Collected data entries
+===+
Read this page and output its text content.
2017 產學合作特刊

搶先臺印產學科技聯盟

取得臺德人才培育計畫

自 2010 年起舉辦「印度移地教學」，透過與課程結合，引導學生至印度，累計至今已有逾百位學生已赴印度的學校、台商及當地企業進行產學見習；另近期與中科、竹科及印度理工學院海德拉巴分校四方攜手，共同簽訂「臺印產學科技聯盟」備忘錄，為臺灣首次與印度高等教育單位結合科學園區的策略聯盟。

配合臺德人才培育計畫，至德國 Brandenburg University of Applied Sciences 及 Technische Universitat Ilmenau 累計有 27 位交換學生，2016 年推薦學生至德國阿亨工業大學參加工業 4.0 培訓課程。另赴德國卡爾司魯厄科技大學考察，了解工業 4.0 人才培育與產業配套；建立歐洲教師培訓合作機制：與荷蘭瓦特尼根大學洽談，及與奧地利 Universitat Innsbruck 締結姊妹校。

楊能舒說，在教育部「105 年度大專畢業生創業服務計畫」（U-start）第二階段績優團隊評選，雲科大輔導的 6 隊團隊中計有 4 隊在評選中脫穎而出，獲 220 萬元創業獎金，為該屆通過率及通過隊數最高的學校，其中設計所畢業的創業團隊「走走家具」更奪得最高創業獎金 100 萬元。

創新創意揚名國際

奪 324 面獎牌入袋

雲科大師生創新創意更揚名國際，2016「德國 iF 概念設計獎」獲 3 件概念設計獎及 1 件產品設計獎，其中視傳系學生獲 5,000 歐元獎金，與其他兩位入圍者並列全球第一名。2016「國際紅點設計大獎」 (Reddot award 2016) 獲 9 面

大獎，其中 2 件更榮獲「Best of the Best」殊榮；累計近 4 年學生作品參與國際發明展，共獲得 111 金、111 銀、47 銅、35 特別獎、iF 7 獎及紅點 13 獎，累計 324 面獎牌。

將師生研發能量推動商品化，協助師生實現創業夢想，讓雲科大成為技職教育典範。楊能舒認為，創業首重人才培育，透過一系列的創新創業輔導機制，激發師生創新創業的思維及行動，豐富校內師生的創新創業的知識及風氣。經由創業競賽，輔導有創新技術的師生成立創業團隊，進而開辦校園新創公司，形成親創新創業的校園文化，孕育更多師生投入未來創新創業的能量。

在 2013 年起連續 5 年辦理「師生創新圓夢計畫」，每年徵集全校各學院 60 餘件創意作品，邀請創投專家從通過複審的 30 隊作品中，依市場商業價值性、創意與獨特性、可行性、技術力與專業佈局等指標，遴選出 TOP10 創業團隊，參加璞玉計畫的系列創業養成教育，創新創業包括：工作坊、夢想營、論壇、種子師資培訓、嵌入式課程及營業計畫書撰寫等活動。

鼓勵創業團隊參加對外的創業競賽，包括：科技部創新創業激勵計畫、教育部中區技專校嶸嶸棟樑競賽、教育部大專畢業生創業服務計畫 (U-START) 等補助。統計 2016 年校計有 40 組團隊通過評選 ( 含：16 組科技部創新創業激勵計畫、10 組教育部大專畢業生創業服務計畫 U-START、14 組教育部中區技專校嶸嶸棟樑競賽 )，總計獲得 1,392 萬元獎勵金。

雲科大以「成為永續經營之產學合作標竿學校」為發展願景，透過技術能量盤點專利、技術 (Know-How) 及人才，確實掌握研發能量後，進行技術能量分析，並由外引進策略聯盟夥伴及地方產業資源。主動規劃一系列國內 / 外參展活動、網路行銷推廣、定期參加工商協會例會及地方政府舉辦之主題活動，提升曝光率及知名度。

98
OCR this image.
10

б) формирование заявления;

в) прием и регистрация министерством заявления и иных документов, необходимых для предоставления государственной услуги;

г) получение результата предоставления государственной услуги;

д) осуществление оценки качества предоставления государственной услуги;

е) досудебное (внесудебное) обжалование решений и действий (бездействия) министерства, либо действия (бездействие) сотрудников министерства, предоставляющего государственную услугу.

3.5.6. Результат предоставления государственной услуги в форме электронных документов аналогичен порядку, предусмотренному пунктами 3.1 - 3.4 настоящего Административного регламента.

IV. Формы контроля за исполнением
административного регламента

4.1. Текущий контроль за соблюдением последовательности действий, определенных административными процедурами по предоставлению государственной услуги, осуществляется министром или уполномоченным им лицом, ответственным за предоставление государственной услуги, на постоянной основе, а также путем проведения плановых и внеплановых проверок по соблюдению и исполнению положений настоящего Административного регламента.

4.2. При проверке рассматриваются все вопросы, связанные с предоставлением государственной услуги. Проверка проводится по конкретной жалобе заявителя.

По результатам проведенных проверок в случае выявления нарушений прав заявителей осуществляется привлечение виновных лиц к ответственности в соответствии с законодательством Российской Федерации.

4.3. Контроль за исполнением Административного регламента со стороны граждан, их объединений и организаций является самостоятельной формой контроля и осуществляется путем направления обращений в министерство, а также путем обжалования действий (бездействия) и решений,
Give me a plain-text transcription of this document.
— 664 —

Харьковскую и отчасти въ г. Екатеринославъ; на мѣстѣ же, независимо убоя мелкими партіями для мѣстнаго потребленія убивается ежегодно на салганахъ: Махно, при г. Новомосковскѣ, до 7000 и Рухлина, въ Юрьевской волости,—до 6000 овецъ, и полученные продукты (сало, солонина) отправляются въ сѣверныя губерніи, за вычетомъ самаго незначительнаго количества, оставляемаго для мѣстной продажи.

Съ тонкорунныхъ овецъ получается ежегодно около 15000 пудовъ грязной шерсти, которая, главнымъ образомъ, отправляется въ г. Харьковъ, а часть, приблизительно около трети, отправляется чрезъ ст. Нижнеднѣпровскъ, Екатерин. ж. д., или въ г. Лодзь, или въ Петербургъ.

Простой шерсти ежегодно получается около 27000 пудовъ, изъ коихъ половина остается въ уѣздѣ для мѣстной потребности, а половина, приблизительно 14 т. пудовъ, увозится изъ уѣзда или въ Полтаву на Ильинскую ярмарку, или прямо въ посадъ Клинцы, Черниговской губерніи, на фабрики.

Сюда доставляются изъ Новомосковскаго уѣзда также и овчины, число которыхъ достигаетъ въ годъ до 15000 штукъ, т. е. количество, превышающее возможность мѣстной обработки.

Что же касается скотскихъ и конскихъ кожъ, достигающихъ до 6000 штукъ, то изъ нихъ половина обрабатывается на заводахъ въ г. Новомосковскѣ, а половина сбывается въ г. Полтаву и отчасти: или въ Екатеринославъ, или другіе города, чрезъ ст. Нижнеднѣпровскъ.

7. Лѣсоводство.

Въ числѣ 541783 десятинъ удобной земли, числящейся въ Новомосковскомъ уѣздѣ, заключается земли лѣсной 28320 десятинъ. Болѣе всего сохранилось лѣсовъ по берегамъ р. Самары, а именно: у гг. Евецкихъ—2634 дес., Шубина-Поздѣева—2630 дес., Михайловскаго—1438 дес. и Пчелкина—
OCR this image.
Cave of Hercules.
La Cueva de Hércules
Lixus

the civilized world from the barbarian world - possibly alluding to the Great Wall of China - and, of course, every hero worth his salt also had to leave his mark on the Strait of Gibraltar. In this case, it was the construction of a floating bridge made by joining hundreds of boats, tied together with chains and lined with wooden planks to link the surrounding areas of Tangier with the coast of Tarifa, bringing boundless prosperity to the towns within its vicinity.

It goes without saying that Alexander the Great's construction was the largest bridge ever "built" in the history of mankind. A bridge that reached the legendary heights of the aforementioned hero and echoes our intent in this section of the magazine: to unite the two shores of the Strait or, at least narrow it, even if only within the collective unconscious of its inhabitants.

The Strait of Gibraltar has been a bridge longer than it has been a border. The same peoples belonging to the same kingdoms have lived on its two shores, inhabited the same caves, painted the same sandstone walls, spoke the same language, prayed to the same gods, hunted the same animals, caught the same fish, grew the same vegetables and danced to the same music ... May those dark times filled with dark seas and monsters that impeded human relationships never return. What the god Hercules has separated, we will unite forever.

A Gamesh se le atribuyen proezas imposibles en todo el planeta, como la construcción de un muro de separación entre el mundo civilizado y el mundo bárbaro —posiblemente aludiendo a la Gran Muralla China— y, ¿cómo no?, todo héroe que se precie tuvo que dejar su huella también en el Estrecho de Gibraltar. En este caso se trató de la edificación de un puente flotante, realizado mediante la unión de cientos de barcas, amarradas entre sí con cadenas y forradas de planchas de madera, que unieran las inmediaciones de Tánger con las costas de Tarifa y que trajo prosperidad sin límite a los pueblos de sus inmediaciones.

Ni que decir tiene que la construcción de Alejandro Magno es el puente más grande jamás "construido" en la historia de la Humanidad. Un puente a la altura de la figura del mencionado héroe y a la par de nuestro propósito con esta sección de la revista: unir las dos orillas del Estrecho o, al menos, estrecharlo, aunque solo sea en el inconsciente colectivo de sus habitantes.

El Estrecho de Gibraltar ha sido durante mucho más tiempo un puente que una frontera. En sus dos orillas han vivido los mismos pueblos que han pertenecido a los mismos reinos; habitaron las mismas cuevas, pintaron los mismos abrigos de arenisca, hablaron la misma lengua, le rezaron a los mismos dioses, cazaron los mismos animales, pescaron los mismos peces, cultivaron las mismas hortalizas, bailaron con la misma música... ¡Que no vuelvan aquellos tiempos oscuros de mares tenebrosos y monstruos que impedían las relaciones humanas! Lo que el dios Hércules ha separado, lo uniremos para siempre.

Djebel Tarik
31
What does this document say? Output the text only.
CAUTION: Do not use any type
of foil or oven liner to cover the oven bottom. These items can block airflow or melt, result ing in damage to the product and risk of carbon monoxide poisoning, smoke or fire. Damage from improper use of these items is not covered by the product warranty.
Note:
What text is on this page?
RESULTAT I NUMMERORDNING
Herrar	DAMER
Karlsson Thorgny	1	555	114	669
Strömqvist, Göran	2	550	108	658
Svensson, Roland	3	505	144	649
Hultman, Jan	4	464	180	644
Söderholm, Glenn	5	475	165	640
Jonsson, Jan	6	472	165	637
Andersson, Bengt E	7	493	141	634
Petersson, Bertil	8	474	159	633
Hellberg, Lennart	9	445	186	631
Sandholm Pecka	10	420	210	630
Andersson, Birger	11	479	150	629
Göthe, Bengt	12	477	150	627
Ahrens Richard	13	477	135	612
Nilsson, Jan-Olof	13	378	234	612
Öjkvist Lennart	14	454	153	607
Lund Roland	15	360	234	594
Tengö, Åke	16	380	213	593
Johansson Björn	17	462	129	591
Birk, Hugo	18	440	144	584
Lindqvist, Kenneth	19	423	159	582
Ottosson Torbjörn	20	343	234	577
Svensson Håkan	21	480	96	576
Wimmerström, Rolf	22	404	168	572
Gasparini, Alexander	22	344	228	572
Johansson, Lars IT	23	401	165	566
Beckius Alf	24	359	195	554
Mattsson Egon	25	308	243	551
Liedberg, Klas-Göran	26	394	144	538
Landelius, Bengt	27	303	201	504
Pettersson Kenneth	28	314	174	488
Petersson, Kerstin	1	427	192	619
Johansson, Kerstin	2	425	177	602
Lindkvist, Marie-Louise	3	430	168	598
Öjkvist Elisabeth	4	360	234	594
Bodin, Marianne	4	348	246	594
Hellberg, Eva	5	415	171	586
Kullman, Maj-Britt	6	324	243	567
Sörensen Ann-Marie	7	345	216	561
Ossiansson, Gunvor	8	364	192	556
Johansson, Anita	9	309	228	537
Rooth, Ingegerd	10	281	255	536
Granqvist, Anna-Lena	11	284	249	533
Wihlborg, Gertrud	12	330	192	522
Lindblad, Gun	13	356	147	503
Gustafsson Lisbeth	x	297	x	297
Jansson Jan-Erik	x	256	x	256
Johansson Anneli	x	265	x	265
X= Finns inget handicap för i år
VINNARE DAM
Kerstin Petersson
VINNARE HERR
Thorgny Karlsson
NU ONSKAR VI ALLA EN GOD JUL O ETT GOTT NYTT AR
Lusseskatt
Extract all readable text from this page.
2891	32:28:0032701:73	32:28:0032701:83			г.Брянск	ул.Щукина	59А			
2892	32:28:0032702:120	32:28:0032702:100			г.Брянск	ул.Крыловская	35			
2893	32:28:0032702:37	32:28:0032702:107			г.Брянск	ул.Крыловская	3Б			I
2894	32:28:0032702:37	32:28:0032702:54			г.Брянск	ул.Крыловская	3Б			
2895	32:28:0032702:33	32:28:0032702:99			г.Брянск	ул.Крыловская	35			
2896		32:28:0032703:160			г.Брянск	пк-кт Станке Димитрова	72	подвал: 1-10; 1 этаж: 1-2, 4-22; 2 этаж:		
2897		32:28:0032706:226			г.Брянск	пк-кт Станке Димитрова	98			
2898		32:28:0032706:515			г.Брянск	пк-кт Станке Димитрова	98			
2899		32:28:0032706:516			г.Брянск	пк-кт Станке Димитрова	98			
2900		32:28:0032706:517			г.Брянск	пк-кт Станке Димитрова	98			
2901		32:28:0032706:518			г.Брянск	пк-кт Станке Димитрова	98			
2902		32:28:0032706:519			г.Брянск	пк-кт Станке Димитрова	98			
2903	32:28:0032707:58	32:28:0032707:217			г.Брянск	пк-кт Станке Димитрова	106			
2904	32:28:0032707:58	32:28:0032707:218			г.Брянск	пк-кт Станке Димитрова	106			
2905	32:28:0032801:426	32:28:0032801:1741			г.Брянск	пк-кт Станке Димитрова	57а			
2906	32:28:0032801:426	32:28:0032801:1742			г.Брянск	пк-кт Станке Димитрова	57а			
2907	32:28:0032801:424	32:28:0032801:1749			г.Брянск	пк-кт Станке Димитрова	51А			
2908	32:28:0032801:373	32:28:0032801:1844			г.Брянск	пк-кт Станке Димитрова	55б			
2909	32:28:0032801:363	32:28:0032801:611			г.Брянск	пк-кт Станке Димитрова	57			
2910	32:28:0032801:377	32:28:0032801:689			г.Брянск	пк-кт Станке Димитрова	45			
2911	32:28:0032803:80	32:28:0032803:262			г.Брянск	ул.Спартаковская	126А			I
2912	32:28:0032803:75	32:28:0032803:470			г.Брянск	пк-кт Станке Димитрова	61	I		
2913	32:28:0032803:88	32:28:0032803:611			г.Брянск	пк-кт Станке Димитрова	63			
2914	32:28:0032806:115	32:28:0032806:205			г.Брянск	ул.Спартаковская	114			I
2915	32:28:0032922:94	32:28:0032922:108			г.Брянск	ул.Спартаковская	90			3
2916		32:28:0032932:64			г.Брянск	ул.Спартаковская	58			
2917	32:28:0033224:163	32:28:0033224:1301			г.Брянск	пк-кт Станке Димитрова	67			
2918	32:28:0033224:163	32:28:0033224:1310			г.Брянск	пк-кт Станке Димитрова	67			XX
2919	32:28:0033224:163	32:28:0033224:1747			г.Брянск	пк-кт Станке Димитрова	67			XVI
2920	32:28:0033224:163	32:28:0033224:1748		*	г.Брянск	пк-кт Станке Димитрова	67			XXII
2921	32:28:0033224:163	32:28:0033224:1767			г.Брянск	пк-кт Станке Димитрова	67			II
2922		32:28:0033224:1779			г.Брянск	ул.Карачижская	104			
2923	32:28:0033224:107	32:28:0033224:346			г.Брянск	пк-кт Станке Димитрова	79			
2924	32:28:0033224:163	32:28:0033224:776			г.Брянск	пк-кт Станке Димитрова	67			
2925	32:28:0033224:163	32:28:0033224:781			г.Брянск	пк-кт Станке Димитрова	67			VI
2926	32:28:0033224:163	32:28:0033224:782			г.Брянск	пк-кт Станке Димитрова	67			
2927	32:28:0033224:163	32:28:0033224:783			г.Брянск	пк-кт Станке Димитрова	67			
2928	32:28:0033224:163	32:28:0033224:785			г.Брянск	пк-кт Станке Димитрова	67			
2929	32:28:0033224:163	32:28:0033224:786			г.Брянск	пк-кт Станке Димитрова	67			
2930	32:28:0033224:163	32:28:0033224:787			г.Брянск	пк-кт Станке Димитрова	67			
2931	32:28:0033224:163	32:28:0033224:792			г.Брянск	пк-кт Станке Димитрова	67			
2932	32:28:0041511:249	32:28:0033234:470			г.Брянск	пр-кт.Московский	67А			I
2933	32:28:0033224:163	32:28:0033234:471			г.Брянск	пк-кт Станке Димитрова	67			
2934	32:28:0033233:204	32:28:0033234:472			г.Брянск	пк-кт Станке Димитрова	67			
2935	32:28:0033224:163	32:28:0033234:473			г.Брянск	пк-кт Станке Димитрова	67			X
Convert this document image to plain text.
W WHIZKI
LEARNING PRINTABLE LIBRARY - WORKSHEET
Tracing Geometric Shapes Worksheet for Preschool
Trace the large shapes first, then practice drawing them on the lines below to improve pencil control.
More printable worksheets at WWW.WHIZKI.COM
+===+
Report how many lines in these entries contain "Johansson". Answer with the number only.

5